→ WRITTEN PROBLEM
Copy out each line in the material below that has the word "Security".

** START OF RECORD SET **

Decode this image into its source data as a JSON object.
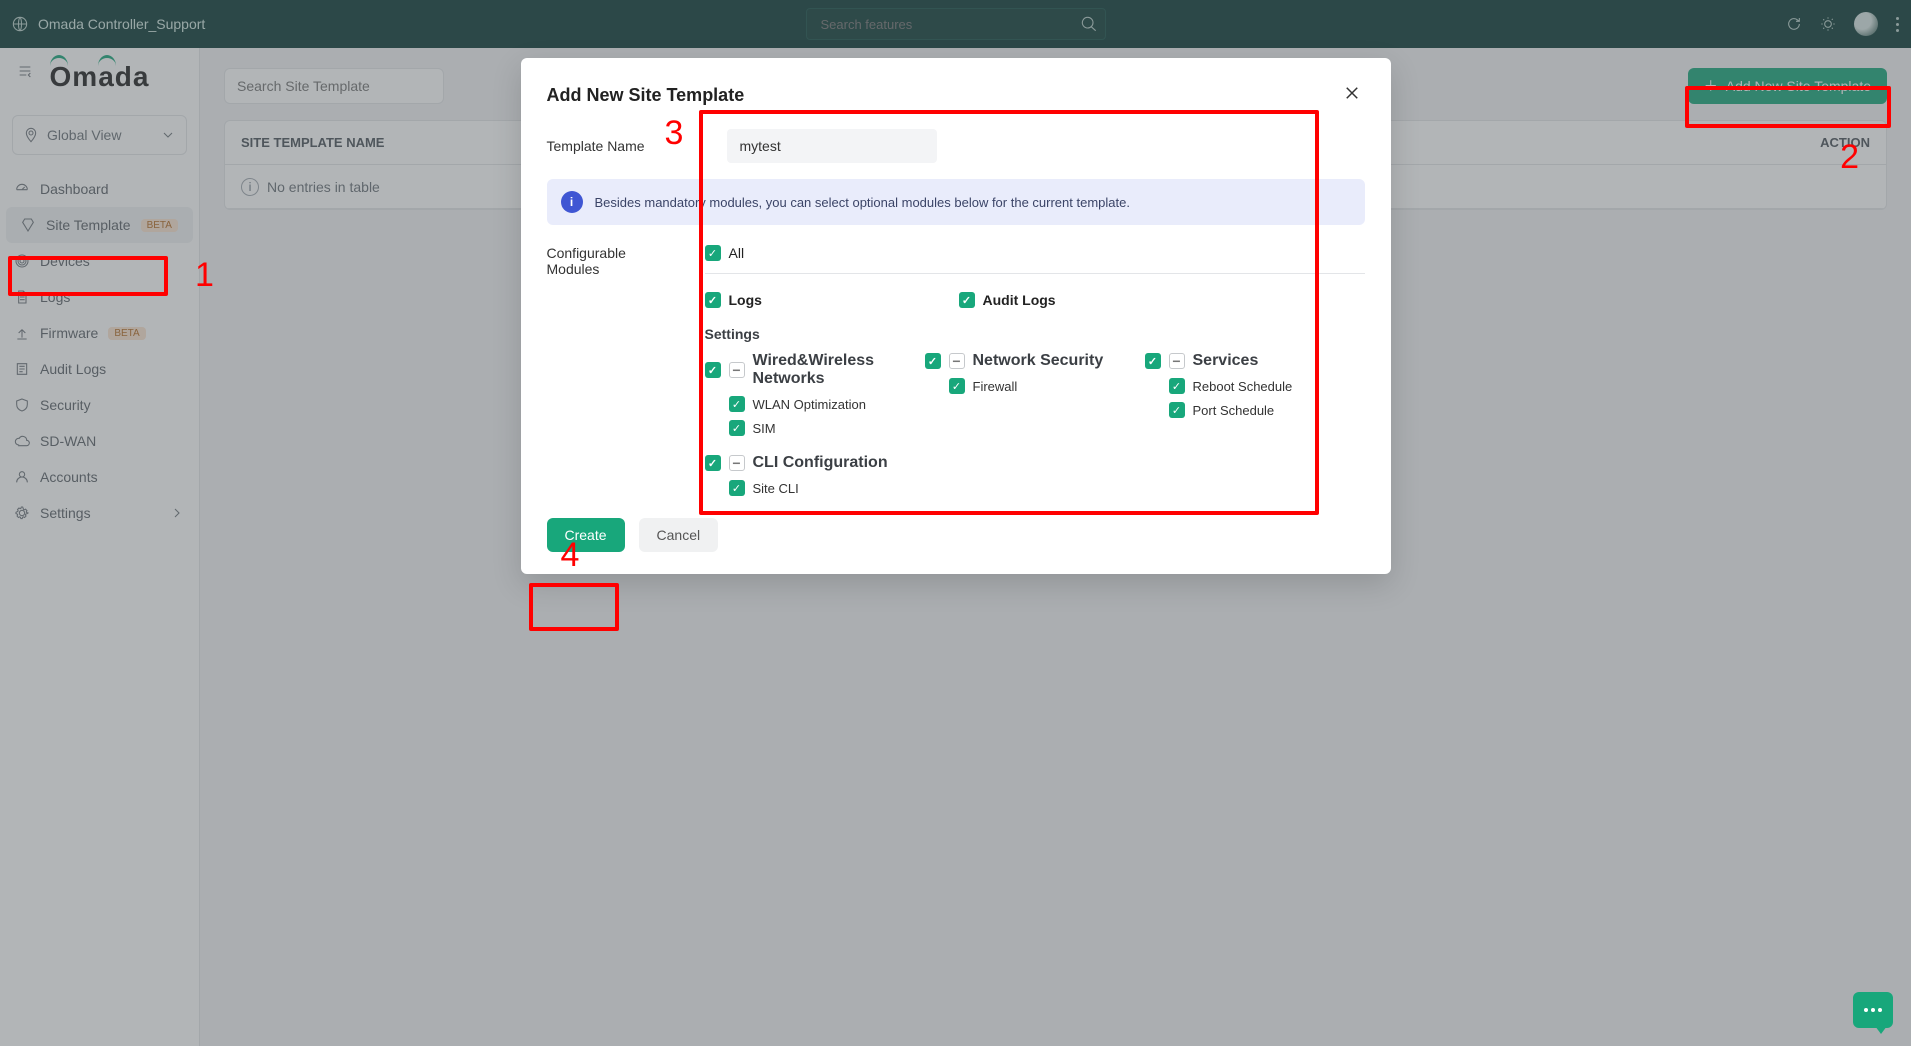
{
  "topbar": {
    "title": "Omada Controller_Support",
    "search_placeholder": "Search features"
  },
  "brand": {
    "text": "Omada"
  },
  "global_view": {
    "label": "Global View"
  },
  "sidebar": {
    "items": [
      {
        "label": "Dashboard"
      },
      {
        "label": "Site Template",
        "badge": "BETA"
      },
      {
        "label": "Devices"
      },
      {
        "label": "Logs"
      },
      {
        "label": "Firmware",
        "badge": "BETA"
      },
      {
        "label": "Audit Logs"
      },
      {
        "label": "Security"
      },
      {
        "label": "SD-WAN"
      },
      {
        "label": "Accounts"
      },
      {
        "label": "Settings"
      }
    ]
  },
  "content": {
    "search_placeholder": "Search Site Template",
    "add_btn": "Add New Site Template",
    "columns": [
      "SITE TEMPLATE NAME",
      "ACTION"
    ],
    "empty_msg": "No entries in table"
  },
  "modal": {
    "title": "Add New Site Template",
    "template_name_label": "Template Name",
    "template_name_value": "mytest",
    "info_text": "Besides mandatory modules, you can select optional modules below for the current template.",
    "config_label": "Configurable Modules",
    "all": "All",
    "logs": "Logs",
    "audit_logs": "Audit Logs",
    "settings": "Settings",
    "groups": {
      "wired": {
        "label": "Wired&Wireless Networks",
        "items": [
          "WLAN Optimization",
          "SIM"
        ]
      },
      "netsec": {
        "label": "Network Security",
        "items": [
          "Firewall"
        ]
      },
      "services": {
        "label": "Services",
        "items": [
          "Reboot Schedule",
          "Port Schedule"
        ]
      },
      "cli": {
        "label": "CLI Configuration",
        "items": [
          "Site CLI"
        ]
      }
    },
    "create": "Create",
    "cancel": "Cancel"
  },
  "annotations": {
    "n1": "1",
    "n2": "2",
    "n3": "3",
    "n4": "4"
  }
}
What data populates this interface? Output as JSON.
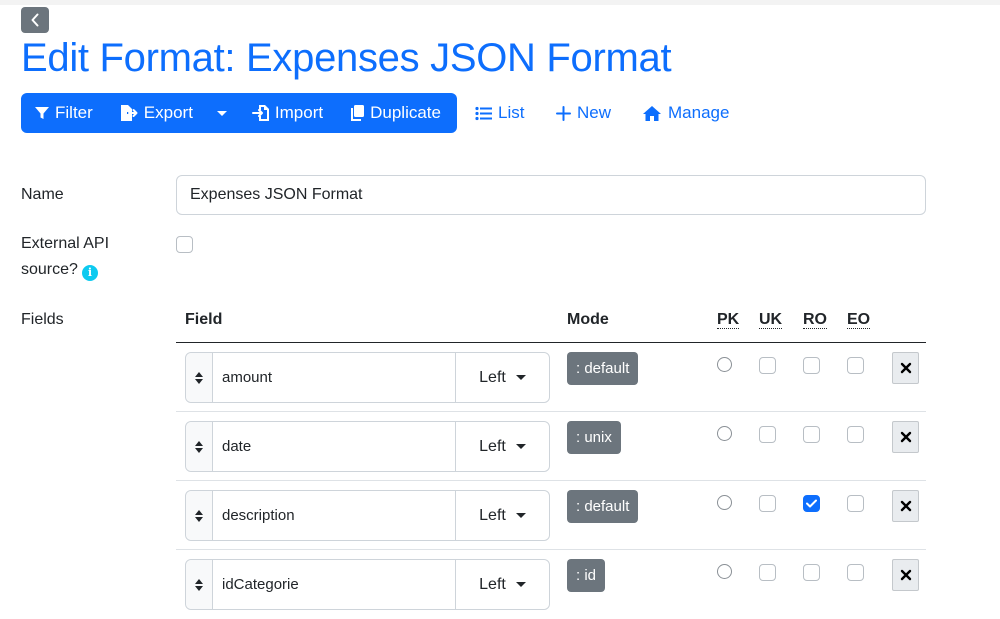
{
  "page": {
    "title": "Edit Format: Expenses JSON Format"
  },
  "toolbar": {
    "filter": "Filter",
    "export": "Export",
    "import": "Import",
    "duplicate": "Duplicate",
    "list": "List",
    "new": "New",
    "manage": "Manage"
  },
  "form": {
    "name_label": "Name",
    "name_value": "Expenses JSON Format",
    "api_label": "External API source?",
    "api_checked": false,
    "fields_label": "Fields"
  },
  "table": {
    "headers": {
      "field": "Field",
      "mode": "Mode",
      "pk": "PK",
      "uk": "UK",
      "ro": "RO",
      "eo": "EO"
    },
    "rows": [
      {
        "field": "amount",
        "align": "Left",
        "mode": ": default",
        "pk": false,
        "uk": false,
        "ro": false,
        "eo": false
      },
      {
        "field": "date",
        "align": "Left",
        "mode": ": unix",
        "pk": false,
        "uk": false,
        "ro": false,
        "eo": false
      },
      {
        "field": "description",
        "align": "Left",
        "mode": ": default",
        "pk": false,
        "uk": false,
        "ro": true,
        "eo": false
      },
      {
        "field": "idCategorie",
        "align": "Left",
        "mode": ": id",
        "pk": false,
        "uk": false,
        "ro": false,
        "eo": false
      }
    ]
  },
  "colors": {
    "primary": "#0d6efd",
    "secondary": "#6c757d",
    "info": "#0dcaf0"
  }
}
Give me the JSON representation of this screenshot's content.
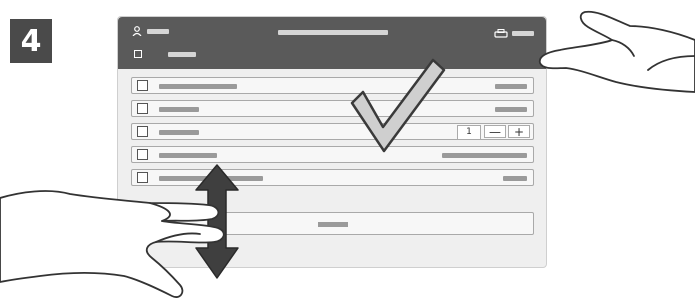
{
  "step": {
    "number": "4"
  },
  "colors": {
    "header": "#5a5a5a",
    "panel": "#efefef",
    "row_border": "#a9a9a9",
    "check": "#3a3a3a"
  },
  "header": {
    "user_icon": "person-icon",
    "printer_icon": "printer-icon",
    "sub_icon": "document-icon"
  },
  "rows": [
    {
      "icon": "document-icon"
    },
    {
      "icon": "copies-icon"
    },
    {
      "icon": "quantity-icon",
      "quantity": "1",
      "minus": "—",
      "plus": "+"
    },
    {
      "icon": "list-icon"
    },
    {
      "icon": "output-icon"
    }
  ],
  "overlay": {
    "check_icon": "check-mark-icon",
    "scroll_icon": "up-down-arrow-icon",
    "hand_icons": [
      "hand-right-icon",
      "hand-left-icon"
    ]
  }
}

** END OF RECORD SET **

→ PROBLEM SOLUTION
        "label": "Security"
        "label": "Network Security",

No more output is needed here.